**What is asked**
Only the number is wanted: count the lines in the data with "NEEM" in them.

[START OF Data for this exercise]

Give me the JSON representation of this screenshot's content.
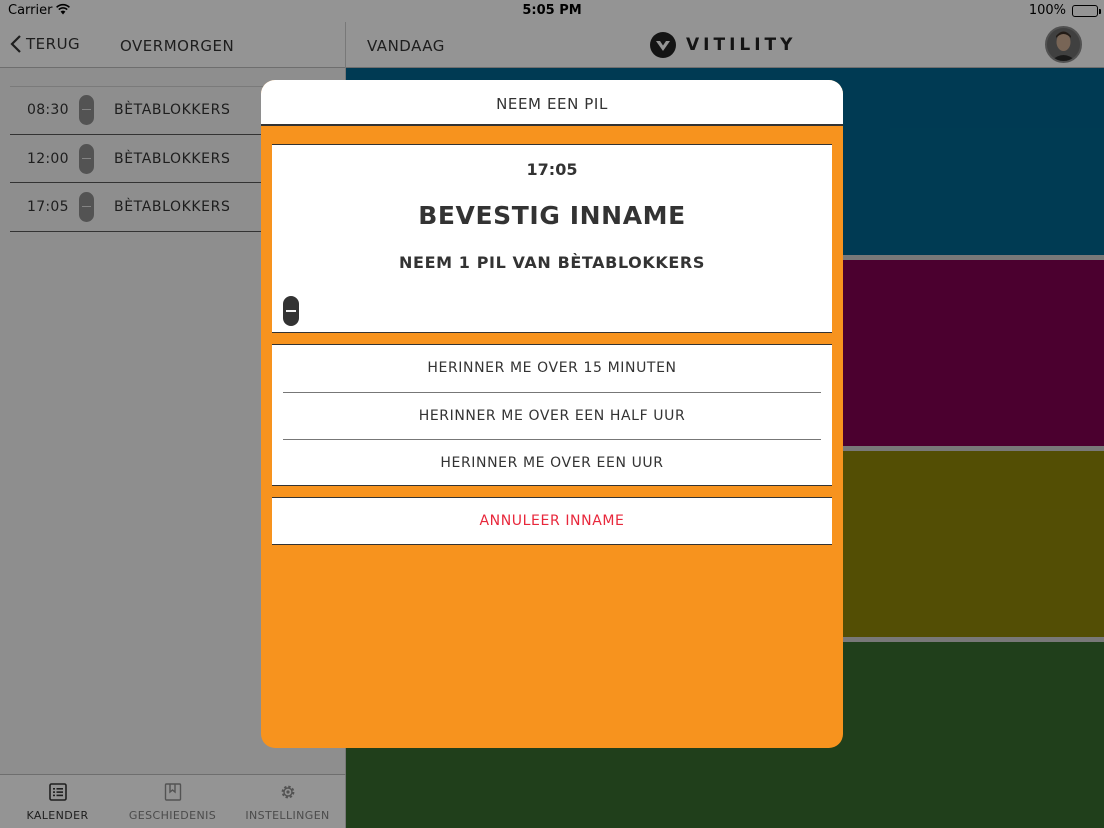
{
  "status_bar": {
    "carrier": "Carrier",
    "time": "5:05 PM",
    "battery": "100%"
  },
  "nav": {
    "back_label": "TERUG",
    "left_title": "OVERMORGEN",
    "right_title": "VANDAAG",
    "logo_text": "VITILITY"
  },
  "medications": [
    {
      "time": "08:30",
      "name": "BÈTABLOKKERS"
    },
    {
      "time": "12:00",
      "name": "BÈTABLOKKERS"
    },
    {
      "time": "17:05",
      "name": "BÈTABLOKKERS"
    }
  ],
  "tabs": [
    {
      "label": "KALENDER",
      "icon": "calendar-list-icon",
      "active": true
    },
    {
      "label": "GESCHIEDENIS",
      "icon": "history-icon",
      "active": false
    },
    {
      "label": "INSTELLINGEN",
      "icon": "gear-icon",
      "active": false
    }
  ],
  "colors": {
    "accent_orange": "#f7931e",
    "block_blue": "#00628a",
    "block_magenta": "#7e004f",
    "block_olive": "#8a8208",
    "block_green": "#36692d",
    "cancel_red": "#e8273b"
  },
  "modal": {
    "title": "NEEM EEN PIL",
    "time": "17:05",
    "heading": "BEVESTIG INNAME",
    "subheading": "NEEM 1 PIL VAN BÈTABLOKKERS",
    "options": [
      "HERINNER ME OVER 15 MINUTEN",
      "HERINNER ME OVER EEN HALF UUR",
      "HERINNER ME OVER EEN UUR"
    ],
    "cancel_label": "ANNULEER INNAME"
  }
}
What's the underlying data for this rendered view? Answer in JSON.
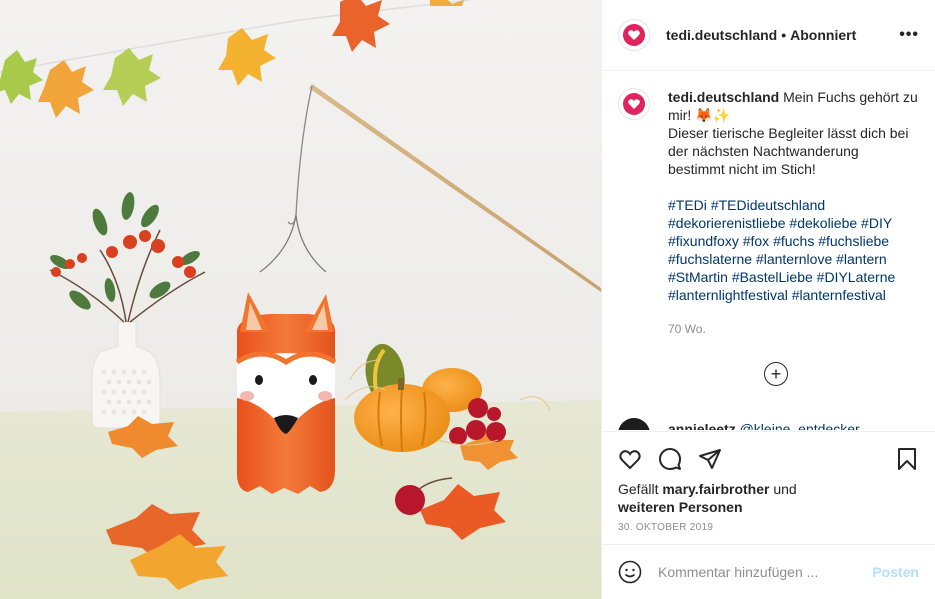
{
  "post": {
    "image_alt": "Fox lantern made from a plastic bottle with autumn leaves and pumpkins",
    "colors": {
      "brand": "#e0245e",
      "link": "#00376b",
      "muted": "#8e8e8e",
      "post_disabled": "#b2dffc"
    }
  },
  "header": {
    "username": "tedi.deutschland",
    "separator": "•",
    "follow_label": "Abonniert",
    "more_label": "•••"
  },
  "caption": {
    "username": "tedi.deutschland",
    "line1": "Mein Fuchs gehört zu mir! 🦊✨",
    "line2": "Dieser tierische Begleiter lässt dich bei der nächsten Nachtwanderung bestimmt nicht im Stich!",
    "hashtags": [
      "#TEDi",
      "#TEDideutschland",
      "#dekorierenistliebe",
      "#dekoliebe",
      "#DIY",
      "#fixundfoxy",
      "#fox",
      "#fuchs",
      "#fuchsliebe",
      "#fuchslaterne",
      "#lanternlove",
      "#lantern",
      "#StMartin",
      "#BastelLiebe",
      "#DIYLaterne",
      "#lanternlightfestival",
      "#lanternfestival"
    ],
    "age": "70 Wo."
  },
  "load_more_icon": "plus-circle-icon",
  "next_comment": {
    "username": "annieleetz",
    "text": "@kleine_entdecker"
  },
  "actions": {
    "icons": [
      "heart-icon",
      "comment-icon",
      "share-icon",
      "bookmark-icon"
    ],
    "likes_prefix": "Gefällt",
    "likes_user": "mary.fairbrother",
    "likes_and": "und",
    "likes_others": "weiteren Personen",
    "date": "30. OKTOBER 2019"
  },
  "comment_box": {
    "placeholder": "Kommentar hinzufügen ...",
    "post_label": "Posten"
  }
}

[END OF Data for this exercise]

**Answer to the problem**
2